- **REQUEST**
Search the entries below. Return every line that has "quali" in it.

Stored entries:
#####

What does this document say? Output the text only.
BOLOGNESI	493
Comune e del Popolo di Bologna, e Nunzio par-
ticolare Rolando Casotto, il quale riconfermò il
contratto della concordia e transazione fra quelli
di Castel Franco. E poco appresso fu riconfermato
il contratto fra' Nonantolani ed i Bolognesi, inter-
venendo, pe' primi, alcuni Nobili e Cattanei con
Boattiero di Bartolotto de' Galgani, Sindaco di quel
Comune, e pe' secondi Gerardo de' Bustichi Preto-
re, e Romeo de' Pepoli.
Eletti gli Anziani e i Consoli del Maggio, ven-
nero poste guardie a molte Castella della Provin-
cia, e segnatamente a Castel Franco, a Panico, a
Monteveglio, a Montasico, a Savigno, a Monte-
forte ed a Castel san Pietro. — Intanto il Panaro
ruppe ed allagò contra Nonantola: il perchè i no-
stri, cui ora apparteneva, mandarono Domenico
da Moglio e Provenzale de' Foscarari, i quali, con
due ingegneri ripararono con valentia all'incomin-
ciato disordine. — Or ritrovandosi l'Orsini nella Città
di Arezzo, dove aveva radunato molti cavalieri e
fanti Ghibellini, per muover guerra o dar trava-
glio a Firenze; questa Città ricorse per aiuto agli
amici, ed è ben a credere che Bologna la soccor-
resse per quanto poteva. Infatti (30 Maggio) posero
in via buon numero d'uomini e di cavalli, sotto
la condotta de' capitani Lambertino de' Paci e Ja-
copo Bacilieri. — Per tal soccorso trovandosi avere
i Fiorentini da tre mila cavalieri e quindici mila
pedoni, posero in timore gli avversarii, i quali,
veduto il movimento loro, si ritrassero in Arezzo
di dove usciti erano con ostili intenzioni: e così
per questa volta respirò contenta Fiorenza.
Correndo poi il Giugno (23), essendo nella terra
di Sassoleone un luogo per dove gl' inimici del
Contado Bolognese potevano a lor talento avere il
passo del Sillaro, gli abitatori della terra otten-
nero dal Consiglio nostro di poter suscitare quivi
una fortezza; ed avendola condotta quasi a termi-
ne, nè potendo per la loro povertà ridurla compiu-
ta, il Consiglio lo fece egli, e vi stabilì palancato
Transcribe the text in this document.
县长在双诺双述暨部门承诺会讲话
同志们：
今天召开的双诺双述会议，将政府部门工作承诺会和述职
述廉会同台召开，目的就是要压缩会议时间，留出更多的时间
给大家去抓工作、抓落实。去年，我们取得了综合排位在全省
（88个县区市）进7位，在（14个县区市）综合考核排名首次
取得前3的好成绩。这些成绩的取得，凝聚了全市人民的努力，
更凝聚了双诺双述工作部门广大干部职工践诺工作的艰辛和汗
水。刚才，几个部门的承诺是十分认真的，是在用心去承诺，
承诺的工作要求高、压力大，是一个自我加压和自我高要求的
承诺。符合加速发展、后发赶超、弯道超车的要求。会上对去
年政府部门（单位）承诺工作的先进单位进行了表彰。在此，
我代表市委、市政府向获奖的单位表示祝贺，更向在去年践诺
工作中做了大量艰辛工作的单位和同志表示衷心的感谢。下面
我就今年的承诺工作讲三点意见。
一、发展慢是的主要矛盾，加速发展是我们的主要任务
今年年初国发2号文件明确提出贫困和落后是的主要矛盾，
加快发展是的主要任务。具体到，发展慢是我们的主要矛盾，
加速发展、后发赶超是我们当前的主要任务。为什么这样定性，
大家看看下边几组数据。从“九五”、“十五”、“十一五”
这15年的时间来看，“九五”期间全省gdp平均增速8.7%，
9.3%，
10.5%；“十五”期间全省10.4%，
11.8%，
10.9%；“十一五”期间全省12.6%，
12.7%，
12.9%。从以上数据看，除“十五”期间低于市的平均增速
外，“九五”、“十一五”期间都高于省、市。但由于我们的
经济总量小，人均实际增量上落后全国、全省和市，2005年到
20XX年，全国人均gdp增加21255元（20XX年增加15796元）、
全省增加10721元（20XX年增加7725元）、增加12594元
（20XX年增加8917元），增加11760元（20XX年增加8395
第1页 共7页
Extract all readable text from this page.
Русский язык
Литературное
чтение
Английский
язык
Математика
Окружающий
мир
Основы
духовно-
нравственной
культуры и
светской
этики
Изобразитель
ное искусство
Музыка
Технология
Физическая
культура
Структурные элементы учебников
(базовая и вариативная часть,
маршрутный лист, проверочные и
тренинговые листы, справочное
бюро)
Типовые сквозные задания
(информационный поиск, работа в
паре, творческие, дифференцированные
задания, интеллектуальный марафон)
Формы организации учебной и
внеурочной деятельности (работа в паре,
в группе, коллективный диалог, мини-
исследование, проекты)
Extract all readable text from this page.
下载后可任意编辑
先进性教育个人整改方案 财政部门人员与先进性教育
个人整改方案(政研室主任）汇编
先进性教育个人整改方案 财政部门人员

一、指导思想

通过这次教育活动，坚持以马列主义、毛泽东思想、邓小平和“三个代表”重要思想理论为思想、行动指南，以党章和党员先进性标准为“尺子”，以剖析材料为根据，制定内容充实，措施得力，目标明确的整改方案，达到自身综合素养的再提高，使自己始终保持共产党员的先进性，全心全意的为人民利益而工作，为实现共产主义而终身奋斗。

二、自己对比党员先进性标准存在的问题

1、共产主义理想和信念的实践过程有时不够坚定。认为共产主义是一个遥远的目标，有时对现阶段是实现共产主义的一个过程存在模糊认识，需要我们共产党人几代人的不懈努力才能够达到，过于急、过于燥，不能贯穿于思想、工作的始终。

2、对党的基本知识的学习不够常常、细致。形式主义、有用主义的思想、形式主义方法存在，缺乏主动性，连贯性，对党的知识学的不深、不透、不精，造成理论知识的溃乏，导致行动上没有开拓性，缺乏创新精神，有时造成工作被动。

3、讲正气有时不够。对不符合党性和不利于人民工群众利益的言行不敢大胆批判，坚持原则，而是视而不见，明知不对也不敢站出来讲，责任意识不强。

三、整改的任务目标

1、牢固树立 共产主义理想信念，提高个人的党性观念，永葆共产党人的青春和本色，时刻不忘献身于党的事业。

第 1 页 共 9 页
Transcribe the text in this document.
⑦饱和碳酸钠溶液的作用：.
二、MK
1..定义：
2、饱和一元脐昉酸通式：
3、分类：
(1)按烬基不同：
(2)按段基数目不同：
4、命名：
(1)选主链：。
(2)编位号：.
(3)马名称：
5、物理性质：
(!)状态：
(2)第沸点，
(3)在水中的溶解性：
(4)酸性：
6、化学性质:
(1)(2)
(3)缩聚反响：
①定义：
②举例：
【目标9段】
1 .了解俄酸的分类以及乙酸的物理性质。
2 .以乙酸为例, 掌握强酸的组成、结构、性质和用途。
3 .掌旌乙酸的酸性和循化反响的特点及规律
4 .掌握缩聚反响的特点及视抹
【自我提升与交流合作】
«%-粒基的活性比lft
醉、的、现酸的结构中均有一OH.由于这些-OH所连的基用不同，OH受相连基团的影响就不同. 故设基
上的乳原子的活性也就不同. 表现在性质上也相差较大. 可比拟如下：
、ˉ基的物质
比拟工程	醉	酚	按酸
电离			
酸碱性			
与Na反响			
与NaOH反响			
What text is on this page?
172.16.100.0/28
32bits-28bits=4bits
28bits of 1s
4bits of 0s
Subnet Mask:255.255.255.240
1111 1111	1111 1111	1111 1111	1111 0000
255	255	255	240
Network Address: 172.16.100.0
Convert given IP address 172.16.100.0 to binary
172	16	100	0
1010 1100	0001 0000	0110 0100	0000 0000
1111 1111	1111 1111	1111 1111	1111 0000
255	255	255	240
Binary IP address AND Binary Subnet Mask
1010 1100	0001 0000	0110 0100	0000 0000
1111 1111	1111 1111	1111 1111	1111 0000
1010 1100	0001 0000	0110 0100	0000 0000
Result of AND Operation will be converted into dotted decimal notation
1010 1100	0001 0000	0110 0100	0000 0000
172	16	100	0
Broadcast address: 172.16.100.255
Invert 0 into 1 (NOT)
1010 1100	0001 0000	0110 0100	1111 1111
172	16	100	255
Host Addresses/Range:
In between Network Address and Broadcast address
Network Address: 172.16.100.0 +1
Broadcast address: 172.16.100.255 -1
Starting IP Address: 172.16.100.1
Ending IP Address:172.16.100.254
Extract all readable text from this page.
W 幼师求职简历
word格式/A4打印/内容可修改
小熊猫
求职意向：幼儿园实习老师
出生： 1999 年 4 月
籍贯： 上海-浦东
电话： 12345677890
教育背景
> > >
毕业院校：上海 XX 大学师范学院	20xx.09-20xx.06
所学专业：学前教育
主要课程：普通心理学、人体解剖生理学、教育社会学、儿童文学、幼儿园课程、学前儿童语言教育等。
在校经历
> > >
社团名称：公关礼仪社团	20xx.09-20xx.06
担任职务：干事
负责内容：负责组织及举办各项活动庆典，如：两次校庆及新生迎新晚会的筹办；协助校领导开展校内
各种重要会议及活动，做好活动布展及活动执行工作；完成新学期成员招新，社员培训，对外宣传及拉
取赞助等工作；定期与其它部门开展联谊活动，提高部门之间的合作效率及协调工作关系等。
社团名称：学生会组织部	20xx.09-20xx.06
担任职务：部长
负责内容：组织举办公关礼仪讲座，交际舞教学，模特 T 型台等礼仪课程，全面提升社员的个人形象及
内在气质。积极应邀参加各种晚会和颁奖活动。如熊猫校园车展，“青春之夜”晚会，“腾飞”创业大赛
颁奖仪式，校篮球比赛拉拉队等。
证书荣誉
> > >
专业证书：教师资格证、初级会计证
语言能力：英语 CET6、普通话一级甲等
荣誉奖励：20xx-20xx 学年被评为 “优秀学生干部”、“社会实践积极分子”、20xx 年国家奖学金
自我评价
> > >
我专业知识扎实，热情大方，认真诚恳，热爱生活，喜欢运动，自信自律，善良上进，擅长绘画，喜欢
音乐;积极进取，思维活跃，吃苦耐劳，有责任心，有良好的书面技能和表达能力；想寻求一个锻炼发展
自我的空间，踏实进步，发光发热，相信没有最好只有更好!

#####

- **RESPONSE TO THE EXERCISE**
da Moglio e Provenzale de' Foscarari, i quali, con
pedoni, posero in timore gli avversarii, i quali,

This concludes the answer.